━━━ GIVEN ENTRIES

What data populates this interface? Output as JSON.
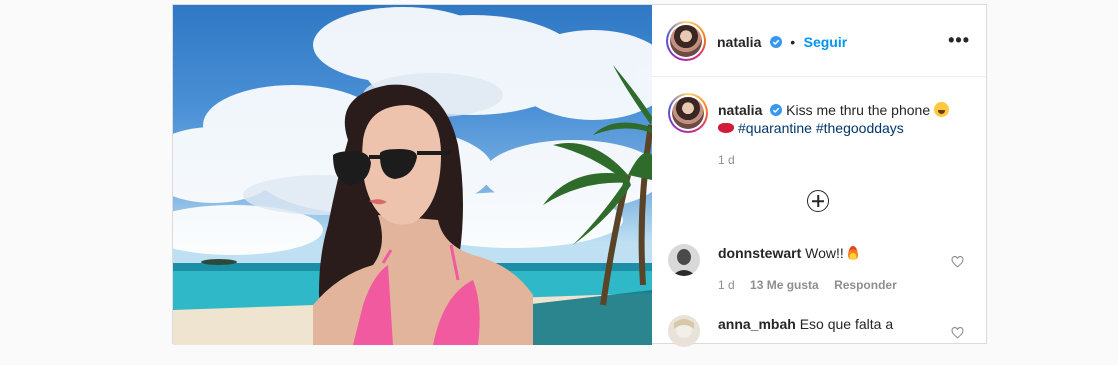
{
  "post": {
    "author": "natalia",
    "follow_label": "Seguir",
    "separator": "•",
    "more_label": "•••",
    "caption": {
      "username": "natalia",
      "text": "Kiss me thru the phone",
      "hashtags": [
        "#quarantine",
        "#thegooddays"
      ],
      "time": "1 d"
    },
    "load_more_icon": "plus-circle-icon",
    "comments": [
      {
        "username": "donnstewart",
        "text": "Wow!!",
        "time": "1 d",
        "likes": "13 Me gusta",
        "reply": "Responder"
      },
      {
        "username": "anna_mbah",
        "text": "Eso que falta a"
      }
    ]
  },
  "colors": {
    "accent": "#0095f6",
    "hashtag": "#00376b",
    "muted": "#8e8e8e",
    "text": "#262626",
    "verified": "#3897f0"
  }
}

━━━━━━

Show the lines of the material that contain the word "username".

      "username": "natalia",
        "username": "donnstewart",
        "username": "anna_mbah",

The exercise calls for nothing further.